**What needs to be done**. Lines containing the word "사회적기업" are the ones to copy from the records below.

**Supplied material**.
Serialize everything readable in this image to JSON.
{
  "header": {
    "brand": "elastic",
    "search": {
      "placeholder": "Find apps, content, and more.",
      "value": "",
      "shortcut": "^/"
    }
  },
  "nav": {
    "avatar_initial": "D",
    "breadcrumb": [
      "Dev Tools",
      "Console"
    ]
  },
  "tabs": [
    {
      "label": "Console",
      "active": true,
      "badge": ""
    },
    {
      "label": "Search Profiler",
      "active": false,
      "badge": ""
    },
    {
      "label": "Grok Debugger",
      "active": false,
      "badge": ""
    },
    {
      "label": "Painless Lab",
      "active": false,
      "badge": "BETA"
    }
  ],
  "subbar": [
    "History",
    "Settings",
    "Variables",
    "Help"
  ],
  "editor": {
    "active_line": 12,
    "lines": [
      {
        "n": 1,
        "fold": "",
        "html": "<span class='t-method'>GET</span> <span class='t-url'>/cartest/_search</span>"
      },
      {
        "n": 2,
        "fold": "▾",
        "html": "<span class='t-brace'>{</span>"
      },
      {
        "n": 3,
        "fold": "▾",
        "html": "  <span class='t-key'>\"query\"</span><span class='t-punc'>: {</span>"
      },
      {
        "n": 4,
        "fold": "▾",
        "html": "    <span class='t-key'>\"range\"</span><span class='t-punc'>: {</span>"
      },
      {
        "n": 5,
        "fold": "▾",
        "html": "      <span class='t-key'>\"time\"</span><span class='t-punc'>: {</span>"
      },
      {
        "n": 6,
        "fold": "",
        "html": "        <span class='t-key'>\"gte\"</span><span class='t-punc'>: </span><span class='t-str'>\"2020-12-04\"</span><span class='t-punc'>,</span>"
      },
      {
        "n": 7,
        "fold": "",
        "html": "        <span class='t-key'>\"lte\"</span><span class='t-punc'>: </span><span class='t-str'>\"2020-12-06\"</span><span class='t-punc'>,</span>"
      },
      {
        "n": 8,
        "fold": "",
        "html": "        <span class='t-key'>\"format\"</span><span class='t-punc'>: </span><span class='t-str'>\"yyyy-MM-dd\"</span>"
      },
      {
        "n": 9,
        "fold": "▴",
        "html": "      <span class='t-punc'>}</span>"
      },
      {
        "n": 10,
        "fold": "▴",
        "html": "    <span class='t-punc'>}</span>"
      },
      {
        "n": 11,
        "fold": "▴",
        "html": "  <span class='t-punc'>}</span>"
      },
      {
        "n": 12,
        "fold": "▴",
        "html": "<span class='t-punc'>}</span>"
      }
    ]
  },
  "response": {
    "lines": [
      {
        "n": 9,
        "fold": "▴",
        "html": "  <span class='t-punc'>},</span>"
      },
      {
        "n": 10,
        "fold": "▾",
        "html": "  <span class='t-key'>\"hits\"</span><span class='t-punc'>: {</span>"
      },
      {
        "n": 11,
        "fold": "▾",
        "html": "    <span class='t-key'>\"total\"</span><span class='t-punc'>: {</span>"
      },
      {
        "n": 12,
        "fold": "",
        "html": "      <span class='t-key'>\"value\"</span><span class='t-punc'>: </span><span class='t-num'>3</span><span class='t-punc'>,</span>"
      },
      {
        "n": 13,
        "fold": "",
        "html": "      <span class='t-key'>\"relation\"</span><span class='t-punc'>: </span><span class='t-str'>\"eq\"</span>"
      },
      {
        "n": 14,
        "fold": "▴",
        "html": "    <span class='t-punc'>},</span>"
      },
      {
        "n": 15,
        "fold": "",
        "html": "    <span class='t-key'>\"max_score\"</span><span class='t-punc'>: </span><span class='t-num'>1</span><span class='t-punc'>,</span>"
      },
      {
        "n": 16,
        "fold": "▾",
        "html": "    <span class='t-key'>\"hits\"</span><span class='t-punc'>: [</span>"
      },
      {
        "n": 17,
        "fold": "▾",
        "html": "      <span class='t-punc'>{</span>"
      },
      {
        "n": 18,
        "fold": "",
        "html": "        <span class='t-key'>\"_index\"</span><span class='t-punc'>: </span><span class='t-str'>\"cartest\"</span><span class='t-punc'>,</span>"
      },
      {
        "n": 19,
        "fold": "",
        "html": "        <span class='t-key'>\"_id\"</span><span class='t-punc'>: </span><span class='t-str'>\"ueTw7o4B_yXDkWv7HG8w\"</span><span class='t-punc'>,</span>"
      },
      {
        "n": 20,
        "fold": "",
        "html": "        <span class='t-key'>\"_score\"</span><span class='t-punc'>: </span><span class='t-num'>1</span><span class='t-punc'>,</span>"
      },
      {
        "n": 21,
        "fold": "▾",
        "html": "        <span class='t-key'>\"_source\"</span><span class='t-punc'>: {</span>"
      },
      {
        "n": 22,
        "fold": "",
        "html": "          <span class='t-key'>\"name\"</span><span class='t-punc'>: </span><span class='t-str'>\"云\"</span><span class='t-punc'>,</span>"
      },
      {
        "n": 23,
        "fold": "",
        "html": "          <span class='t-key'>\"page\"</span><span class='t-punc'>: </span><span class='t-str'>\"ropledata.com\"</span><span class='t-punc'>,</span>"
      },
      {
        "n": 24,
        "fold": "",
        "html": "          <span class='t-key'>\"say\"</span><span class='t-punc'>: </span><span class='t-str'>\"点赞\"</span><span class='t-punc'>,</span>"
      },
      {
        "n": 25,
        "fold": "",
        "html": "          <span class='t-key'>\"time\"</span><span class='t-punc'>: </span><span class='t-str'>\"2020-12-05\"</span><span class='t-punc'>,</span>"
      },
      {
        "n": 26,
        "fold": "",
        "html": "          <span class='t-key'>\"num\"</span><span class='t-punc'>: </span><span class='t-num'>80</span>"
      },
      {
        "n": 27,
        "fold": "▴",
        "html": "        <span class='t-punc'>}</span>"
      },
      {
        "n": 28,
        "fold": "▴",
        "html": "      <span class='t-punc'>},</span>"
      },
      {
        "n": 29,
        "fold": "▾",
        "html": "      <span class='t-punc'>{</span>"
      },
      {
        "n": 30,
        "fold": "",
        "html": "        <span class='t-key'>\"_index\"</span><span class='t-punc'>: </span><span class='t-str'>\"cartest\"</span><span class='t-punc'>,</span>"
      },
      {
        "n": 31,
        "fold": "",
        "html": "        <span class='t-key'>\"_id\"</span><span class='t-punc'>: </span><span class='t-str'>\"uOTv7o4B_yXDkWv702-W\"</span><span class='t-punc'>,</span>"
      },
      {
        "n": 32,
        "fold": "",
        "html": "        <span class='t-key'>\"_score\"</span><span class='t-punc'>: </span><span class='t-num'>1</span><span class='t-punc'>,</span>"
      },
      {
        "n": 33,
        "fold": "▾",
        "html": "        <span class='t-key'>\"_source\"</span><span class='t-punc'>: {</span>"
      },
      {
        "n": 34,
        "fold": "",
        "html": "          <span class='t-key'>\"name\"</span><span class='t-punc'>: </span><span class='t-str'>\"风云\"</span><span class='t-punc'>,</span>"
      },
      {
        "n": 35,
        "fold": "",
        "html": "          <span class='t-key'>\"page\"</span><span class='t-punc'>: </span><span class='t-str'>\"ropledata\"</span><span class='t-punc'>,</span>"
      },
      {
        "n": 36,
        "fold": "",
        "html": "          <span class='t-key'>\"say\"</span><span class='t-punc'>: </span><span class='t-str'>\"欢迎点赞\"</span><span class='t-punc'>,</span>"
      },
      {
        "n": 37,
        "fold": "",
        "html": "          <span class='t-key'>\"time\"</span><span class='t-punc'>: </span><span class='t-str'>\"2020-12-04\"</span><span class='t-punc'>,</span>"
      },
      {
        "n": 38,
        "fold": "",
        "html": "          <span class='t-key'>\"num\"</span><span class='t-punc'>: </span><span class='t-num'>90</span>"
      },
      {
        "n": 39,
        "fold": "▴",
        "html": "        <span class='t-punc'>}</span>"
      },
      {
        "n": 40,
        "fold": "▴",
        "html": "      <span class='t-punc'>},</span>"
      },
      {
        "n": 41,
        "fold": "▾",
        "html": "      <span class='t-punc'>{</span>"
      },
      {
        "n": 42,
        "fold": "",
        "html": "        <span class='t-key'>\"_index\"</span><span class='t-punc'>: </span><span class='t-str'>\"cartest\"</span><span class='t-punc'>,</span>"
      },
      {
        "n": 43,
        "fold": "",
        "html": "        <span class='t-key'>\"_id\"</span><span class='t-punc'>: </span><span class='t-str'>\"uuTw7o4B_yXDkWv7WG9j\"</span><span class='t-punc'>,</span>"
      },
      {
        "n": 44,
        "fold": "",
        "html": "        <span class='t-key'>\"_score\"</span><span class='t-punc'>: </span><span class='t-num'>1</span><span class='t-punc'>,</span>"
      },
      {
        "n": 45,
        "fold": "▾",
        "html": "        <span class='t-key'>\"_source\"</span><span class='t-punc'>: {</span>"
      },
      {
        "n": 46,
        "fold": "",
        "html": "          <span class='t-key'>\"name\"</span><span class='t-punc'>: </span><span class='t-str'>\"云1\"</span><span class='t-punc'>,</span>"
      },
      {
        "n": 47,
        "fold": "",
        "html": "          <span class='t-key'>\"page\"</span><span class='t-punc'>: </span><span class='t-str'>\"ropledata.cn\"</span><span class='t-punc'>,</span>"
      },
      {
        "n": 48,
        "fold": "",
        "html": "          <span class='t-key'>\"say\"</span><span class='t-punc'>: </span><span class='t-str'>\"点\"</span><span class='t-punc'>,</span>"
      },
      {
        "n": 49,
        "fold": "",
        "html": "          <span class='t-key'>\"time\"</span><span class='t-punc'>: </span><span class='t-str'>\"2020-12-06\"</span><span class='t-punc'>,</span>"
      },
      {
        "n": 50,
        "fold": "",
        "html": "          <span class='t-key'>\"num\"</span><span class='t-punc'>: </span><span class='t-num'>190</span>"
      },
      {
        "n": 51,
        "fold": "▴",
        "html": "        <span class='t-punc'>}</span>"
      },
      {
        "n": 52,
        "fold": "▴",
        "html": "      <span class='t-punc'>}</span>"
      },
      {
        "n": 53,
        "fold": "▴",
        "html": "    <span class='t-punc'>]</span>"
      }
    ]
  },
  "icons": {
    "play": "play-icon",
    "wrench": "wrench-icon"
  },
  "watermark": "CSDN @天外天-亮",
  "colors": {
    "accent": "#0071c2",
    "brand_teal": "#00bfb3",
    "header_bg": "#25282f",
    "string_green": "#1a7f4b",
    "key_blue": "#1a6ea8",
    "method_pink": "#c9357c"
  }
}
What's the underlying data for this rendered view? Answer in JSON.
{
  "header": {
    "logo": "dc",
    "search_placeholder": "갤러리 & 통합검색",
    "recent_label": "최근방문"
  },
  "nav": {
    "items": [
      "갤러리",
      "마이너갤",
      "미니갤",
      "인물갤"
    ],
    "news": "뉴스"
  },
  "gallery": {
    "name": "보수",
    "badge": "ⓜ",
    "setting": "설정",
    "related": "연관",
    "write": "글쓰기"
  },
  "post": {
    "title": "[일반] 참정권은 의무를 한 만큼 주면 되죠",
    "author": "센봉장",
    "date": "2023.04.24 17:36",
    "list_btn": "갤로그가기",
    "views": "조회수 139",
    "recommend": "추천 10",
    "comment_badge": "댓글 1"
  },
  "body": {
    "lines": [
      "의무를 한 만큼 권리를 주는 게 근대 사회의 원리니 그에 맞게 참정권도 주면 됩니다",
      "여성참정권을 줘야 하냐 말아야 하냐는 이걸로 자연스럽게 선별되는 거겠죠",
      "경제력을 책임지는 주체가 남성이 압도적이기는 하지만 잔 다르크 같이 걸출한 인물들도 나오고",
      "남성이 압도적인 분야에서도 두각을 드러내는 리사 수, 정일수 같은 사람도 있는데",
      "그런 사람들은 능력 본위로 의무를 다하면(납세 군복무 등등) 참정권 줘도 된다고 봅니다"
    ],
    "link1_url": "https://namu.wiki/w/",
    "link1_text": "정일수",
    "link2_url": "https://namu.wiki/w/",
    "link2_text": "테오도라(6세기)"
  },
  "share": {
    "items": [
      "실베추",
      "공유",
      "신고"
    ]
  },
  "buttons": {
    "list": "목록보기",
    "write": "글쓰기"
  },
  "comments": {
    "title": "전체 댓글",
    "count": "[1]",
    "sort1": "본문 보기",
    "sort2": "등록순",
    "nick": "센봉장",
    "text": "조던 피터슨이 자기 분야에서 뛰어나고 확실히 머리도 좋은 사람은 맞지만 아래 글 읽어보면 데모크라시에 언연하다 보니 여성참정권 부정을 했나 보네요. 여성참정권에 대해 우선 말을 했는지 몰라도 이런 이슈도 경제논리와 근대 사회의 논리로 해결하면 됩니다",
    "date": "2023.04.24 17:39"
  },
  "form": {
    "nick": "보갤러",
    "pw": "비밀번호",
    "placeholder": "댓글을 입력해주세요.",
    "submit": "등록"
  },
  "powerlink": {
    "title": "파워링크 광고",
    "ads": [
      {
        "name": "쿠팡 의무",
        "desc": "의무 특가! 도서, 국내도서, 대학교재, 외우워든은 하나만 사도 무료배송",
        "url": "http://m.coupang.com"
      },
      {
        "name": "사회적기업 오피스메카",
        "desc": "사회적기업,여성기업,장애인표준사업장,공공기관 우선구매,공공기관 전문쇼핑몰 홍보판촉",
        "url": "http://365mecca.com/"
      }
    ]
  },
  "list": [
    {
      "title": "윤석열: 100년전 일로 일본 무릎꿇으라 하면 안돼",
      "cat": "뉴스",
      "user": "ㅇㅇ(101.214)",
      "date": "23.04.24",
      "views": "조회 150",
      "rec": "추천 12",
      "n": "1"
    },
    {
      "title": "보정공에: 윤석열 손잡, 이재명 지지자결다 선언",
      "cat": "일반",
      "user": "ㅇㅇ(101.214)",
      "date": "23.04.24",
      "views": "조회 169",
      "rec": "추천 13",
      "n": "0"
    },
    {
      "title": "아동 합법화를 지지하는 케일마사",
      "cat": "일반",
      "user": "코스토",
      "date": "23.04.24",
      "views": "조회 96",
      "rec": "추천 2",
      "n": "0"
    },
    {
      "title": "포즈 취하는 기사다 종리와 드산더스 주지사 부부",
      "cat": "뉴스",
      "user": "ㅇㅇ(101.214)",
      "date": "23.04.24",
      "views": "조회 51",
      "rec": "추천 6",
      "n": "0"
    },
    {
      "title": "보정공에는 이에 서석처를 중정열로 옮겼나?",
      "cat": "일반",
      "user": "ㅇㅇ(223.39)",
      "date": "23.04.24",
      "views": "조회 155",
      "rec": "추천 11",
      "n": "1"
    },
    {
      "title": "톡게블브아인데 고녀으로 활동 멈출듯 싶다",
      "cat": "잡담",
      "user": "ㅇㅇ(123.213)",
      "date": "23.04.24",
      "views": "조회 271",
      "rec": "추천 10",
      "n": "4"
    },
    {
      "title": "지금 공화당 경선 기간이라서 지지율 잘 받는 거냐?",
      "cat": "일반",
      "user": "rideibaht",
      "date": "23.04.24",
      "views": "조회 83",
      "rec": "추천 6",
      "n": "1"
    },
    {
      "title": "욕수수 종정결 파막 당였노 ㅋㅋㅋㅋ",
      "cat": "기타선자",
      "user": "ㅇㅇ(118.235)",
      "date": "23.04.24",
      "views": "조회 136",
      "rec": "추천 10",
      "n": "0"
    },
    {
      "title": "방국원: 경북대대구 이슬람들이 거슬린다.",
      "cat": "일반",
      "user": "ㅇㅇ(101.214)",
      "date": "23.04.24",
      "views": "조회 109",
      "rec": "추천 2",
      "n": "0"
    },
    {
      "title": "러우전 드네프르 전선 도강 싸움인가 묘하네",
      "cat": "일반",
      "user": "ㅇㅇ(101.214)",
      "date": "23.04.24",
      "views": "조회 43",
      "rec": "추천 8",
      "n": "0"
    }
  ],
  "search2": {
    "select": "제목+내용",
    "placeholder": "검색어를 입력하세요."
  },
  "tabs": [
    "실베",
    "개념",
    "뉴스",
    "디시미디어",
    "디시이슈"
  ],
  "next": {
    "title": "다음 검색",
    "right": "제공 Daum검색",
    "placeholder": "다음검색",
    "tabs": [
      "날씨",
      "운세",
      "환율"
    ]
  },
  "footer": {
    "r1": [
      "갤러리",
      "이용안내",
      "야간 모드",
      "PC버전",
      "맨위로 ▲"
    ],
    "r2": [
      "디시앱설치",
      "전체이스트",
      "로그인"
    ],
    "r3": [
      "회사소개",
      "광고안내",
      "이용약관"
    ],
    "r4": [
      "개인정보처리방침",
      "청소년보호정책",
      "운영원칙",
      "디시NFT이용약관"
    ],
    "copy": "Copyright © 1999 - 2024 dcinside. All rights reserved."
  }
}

**Answer to this task**.
        "name": "사회적기업 오피스메카",
        "desc": "사회적기업,여성기업,장애인표준사업장,공공기관 우선구매,공공기관 전문쇼핑몰 홍보판촉",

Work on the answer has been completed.